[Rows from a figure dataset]
____________________

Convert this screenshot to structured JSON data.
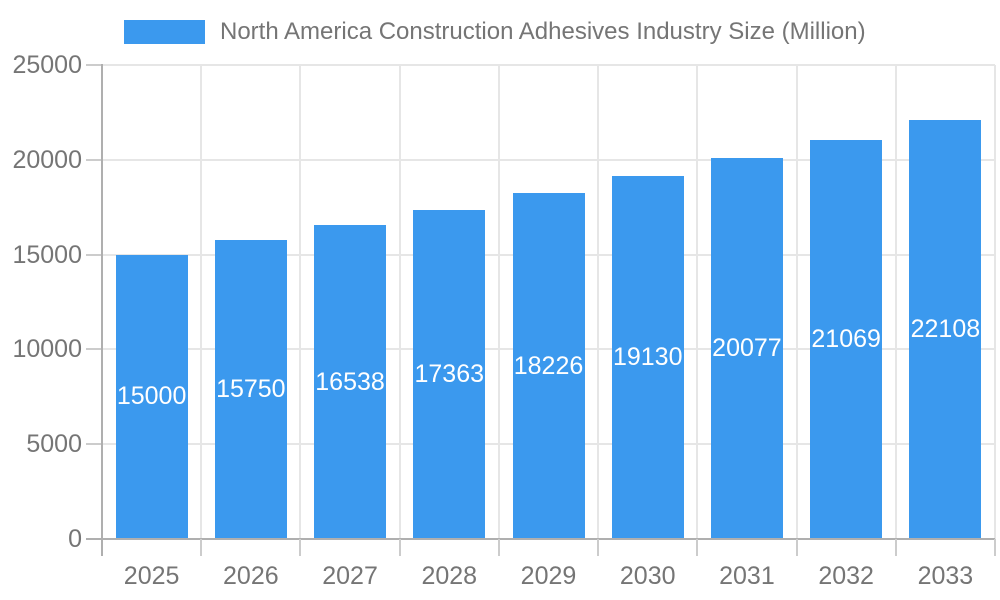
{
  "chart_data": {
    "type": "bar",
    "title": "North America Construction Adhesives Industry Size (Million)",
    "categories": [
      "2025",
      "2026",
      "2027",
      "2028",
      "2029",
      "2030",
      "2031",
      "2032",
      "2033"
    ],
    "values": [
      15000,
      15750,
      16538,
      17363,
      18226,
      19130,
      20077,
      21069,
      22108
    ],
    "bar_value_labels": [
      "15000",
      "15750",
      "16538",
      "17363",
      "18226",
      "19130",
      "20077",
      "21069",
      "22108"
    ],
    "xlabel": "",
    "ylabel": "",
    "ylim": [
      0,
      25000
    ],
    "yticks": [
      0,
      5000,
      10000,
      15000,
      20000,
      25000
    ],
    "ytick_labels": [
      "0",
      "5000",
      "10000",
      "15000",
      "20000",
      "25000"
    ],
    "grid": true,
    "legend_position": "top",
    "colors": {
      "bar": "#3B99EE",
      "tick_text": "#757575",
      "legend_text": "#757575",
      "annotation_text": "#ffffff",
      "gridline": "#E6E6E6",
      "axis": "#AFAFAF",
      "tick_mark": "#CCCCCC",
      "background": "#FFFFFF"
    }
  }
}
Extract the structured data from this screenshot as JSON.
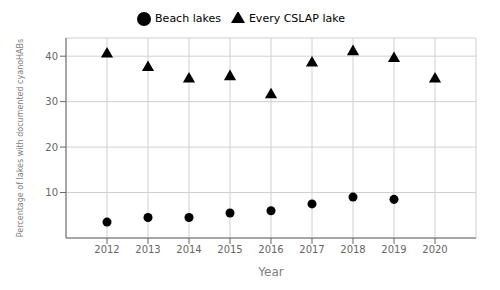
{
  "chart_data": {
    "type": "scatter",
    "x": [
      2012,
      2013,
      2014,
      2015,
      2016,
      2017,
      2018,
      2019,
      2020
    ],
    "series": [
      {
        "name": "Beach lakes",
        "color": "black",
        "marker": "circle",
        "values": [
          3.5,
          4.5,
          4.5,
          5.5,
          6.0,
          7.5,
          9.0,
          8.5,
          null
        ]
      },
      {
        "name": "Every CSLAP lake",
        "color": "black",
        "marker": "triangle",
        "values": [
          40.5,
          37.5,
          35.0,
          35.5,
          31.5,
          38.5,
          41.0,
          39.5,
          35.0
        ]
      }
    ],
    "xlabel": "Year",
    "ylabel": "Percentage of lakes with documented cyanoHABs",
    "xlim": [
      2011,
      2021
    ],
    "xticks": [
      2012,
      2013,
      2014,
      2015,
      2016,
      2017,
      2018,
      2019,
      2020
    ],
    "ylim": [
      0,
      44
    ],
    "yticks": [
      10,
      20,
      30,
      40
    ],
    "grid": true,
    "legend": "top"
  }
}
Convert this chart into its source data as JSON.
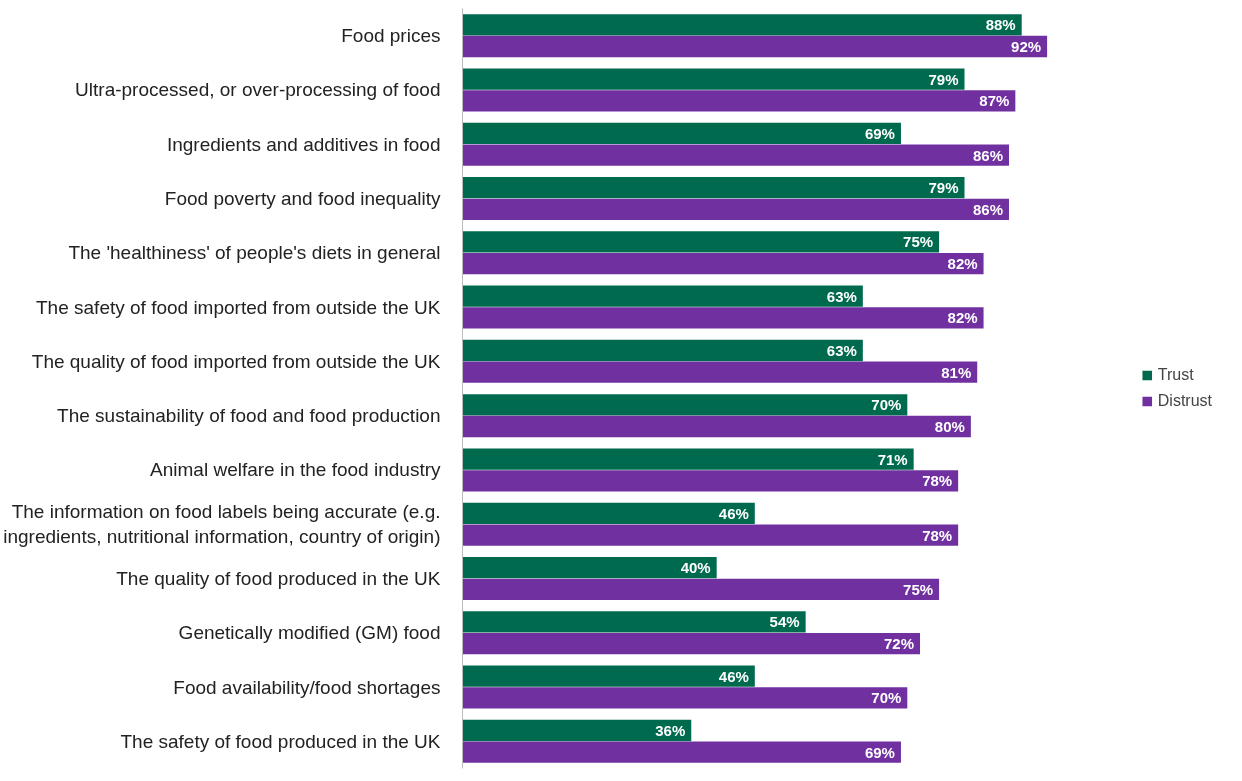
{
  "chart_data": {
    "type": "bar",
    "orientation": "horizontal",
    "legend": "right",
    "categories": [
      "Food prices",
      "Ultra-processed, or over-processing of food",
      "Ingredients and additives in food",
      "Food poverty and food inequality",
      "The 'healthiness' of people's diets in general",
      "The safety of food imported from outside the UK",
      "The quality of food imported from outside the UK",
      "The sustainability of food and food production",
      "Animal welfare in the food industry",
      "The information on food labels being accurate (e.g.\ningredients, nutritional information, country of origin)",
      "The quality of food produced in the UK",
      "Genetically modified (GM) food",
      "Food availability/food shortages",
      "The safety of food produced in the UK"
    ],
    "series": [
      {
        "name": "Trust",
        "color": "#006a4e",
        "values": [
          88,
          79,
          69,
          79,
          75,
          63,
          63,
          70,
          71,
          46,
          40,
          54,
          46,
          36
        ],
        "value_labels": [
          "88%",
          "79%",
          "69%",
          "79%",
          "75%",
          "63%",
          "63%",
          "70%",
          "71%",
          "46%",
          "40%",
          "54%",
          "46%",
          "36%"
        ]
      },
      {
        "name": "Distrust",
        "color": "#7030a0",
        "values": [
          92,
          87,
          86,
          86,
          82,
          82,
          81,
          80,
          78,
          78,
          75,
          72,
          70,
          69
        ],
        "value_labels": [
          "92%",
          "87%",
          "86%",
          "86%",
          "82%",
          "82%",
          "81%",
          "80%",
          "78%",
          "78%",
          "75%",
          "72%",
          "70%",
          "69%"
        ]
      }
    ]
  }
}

____________________

_INSTRUCTIONS TO FOLLOW_. Copy every line of the listing containing the string "ylabel".

_WRITTEN RESPONSE_.
    "ylabel": "",
    "ylabel": "Percentage of lakes with documented cyanoHABs",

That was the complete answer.